Reproduce the entries exactly.

*Materials provided:*
* Begin *

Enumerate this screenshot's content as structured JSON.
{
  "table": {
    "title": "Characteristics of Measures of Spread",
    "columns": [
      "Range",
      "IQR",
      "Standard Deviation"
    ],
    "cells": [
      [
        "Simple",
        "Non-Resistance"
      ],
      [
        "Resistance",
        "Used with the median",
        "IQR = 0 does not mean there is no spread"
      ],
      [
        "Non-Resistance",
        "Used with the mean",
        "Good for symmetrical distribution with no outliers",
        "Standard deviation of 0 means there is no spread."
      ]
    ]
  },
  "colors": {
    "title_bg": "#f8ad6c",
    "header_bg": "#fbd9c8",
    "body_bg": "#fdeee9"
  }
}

* End *

*Solution to this problem:*
Enumerate this screenshot's content as structured JSON.
{
  "table": {
    "title": "Characteristics of Measures of Spread",
    "columns": [
      "Range",
      "IQR",
      "Standard Deviation"
    ],
    "cells": [
      [
        "Simple",
        "Non-Resistance"
      ],
      [
        "Resistance",
        "Used with the median",
        "IQR = 0 does not mean there is no spread"
      ],
      [
        "Non-Resistance",
        "Used with the mean",
        "Good for symmetrical distribution with no outliers",
        "Standard deviation of 0 means there is no spread."
      ]
    ]
  },
  "colors": {
    "title_bg": "#f8ad6c",
    "header_bg": "#fbd9c8",
    "body_bg": "#fdeee9"
  }
}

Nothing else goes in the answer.